> _GIVEN TASK_:
Give the data below again, word for word.

[Start MATERIAL TO PROCESS]

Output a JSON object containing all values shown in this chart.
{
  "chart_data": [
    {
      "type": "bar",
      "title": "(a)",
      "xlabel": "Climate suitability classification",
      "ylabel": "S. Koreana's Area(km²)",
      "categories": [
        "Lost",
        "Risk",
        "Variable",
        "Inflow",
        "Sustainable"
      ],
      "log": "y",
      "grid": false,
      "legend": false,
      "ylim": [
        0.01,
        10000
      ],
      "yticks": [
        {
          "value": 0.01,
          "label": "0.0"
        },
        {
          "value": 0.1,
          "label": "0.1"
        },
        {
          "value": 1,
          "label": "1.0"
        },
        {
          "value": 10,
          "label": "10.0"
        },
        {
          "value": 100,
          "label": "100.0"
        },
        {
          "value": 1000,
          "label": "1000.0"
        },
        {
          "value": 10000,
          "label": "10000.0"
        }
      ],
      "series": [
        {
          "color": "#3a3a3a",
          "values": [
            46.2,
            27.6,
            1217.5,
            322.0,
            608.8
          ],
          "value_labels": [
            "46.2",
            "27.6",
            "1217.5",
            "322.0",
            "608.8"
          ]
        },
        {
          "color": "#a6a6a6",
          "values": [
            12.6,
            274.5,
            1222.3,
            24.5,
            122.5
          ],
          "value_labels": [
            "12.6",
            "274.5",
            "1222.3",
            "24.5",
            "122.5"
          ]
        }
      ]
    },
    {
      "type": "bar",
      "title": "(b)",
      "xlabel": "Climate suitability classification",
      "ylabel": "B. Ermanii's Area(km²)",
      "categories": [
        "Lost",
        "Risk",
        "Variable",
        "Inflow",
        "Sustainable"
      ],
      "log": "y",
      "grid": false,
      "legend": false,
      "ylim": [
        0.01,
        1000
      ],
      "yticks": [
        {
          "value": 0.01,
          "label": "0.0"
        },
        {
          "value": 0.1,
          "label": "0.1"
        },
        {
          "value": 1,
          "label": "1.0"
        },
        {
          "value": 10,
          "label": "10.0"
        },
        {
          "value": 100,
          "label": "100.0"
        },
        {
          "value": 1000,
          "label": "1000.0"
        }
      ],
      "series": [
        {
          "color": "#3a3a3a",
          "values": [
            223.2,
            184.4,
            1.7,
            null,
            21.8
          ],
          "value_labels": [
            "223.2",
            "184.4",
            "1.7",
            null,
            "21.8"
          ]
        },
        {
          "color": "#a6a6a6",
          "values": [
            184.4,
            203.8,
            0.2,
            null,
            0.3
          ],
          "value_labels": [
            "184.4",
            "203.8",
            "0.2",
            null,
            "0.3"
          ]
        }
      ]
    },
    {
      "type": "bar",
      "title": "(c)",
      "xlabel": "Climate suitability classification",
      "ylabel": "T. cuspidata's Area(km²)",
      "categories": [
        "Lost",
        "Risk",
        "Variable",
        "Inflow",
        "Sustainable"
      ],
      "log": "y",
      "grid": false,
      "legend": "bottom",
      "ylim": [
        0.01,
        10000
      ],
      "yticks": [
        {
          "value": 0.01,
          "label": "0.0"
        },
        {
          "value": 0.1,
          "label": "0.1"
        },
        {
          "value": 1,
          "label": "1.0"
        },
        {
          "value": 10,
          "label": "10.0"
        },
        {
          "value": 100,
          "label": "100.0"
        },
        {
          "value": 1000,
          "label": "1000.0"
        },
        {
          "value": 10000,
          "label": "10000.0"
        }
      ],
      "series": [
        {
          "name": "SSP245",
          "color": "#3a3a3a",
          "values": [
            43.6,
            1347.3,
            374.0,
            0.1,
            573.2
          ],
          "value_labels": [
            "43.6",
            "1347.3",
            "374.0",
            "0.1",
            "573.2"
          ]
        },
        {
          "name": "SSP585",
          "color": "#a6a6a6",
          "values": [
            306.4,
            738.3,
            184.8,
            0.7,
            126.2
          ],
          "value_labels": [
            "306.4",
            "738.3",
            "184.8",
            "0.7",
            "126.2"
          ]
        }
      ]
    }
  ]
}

[End MATERIAL TO PROCESS]

> _PROBLEM SOLUTION_:
Output a JSON object containing all values shown in this chart.
{
  "chart_data": [
    {
      "type": "bar",
      "title": "(a)",
      "xlabel": "Climate suitability classification",
      "ylabel": "S. Koreana's Area(km²)",
      "categories": [
        "Lost",
        "Risk",
        "Variable",
        "Inflow",
        "Sustainable"
      ],
      "log": "y",
      "grid": false,
      "legend": false,
      "ylim": [
        0.01,
        10000
      ],
      "yticks": [
        {
          "value": 0.01,
          "label": "0.0"
        },
        {
          "value": 0.1,
          "label": "0.1"
        },
        {
          "value": 1,
          "label": "1.0"
        },
        {
          "value": 10,
          "label": "10.0"
        },
        {
          "value": 100,
          "label": "100.0"
        },
        {
          "value": 1000,
          "label": "1000.0"
        },
        {
          "value": 10000,
          "label": "10000.0"
        }
      ],
      "series": [
        {
          "color": "#3a3a3a",
          "values": [
            46.2,
            27.6,
            1217.5,
            322.0,
            608.8
          ],
          "value_labels": [
            "46.2",
            "27.6",
            "1217.5",
            "322.0",
            "608.8"
          ]
        },
        {
          "color": "#a6a6a6",
          "values": [
            12.6,
            274.5,
            1222.3,
            24.5,
            122.5
          ],
          "value_labels": [
            "12.6",
            "274.5",
            "1222.3",
            "24.5",
            "122.5"
          ]
        }
      ]
    },
    {
      "type": "bar",
      "title": "(b)",
      "xlabel": "Climate suitability classification",
      "ylabel": "B. Ermanii's Area(km²)",
      "categories": [
        "Lost",
        "Risk",
        "Variable",
        "Inflow",
        "Sustainable"
      ],
      "log": "y",
      "grid": false,
      "legend": false,
      "ylim": [
        0.01,
        1000
      ],
      "yticks": [
        {
          "value": 0.01,
          "label": "0.0"
        },
        {
          "value": 0.1,
          "label": "0.1"
        },
        {
          "value": 1,
          "label": "1.0"
        },
        {
          "value": 10,
          "label": "10.0"
        },
        {
          "value": 100,
          "label": "100.0"
        },
        {
          "value": 1000,
          "label": "1000.0"
        }
      ],
      "series": [
        {
          "color": "#3a3a3a",
          "values": [
            223.2,
            184.4,
            1.7,
            null,
            21.8
          ],
          "value_labels": [
            "223.2",
            "184.4",
            "1.7",
            null,
            "21.8"
          ]
        },
        {
          "color": "#a6a6a6",
          "values": [
            184.4,
            203.8,
            0.2,
            null,
            0.3
          ],
          "value_labels": [
            "184.4",
            "203.8",
            "0.2",
            null,
            "0.3"
          ]
        }
      ]
    },
    {
      "type": "bar",
      "title": "(c)",
      "xlabel": "Climate suitability classification",
      "ylabel": "T. cuspidata's Area(km²)",
      "categories": [
        "Lost",
        "Risk",
        "Variable",
        "Inflow",
        "Sustainable"
      ],
      "log": "y",
      "grid": false,
      "legend": "bottom",
      "ylim": [
        0.01,
        10000
      ],
      "yticks": [
        {
          "value": 0.01,
          "label": "0.0"
        },
        {
          "value": 0.1,
          "label": "0.1"
        },
        {
          "value": 1,
          "label": "1.0"
        },
        {
          "value": 10,
          "label": "10.0"
        },
        {
          "value": 100,
          "label": "100.0"
        },
        {
          "value": 1000,
          "label": "1000.0"
        },
        {
          "value": 10000,
          "label": "10000.0"
        }
      ],
      "series": [
        {
          "name": "SSP245",
          "color": "#3a3a3a",
          "values": [
            43.6,
            1347.3,
            374.0,
            0.1,
            573.2
          ],
          "value_labels": [
            "43.6",
            "1347.3",
            "374.0",
            "0.1",
            "573.2"
          ]
        },
        {
          "name": "SSP585",
          "color": "#a6a6a6",
          "values": [
            306.4,
            738.3,
            184.8,
            0.7,
            126.2
          ],
          "value_labels": [
            "306.4",
            "738.3",
            "184.8",
            "0.7",
            "126.2"
          ]
        }
      ]
    }
  ]
}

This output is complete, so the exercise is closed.